**WHAT IS EXPECTED**. Gather each line of the records where "Comb" appears.

**DATA SHOWN**.
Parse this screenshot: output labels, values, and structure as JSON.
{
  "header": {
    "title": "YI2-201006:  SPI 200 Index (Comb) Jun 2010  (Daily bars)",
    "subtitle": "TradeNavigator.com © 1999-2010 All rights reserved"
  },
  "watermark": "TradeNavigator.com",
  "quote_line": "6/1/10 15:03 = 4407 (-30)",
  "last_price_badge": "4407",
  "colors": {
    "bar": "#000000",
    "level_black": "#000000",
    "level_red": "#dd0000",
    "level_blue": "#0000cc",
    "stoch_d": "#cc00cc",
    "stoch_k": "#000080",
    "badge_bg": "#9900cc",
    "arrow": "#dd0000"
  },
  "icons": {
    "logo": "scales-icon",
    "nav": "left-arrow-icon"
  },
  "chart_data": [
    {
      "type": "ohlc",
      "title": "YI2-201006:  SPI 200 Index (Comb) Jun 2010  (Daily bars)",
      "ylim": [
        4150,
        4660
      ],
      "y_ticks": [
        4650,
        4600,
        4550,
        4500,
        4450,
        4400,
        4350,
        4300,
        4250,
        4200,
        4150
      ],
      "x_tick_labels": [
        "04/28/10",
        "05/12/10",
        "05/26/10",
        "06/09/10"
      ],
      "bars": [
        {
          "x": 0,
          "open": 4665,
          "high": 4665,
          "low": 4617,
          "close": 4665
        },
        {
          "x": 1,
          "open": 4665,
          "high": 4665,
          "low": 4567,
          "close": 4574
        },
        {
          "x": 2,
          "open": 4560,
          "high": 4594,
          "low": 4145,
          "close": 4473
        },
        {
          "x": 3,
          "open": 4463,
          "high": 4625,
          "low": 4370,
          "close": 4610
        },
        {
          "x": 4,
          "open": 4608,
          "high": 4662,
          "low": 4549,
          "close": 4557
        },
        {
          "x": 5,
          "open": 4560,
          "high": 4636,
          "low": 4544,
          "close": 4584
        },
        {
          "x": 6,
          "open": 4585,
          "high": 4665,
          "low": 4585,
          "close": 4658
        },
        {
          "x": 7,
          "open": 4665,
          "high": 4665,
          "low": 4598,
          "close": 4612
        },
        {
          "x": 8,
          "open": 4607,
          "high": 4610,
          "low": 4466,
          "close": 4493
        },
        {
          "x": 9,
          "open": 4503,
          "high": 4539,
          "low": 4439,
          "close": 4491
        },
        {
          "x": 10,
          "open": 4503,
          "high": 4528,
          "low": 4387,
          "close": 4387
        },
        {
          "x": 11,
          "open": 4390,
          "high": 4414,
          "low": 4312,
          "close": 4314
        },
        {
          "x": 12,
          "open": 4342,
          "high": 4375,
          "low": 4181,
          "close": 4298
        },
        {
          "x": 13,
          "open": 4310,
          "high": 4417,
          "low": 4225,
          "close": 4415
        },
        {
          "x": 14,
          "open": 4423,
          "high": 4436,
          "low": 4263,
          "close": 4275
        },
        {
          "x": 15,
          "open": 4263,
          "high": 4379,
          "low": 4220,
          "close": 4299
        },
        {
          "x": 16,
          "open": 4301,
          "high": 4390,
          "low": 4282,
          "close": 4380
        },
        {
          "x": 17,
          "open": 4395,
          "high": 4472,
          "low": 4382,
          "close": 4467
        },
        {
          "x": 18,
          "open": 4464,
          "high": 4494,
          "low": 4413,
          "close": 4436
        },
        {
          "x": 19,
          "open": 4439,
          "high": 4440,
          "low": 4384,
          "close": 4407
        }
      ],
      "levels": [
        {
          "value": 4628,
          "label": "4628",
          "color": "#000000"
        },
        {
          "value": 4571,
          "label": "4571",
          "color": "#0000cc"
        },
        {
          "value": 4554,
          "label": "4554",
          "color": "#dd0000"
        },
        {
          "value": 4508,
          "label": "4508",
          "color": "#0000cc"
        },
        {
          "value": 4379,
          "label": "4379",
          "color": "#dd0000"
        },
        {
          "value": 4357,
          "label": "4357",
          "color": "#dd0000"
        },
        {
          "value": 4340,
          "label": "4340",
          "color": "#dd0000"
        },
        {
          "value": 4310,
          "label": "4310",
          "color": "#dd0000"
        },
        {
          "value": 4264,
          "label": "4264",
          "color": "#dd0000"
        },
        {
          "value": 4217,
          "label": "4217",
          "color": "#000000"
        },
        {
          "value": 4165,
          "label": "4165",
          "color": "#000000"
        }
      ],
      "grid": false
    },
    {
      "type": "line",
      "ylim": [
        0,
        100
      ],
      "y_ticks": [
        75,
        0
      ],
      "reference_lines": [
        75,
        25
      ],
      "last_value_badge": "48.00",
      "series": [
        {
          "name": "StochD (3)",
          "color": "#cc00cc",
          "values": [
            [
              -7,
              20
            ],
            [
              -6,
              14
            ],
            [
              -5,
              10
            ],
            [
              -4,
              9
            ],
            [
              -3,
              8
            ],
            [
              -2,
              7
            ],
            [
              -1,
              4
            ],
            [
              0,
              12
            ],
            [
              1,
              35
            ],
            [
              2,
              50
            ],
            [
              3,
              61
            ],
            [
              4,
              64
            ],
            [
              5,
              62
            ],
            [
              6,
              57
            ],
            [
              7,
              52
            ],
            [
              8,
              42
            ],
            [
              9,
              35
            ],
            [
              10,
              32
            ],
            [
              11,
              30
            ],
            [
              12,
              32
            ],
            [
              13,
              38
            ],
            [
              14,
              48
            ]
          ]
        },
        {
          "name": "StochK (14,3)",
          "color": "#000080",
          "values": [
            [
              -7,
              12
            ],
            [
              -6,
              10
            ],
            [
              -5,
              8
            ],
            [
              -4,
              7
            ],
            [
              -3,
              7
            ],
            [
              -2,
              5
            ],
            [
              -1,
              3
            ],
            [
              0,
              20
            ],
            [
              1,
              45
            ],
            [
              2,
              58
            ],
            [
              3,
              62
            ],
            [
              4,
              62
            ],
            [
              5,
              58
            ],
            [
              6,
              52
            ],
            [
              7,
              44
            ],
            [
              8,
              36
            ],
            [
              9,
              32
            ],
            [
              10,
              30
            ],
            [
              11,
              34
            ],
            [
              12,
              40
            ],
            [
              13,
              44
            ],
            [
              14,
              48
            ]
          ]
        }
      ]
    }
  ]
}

**COMPLETED TASK**.
    "title": "YI2-201006:  SPI 200 Index (Comb) Jun 2010  (Daily bars)",
      "title": "YI2-201006:  SPI 200 Index (Comb) Jun 2010  (Daily bars)",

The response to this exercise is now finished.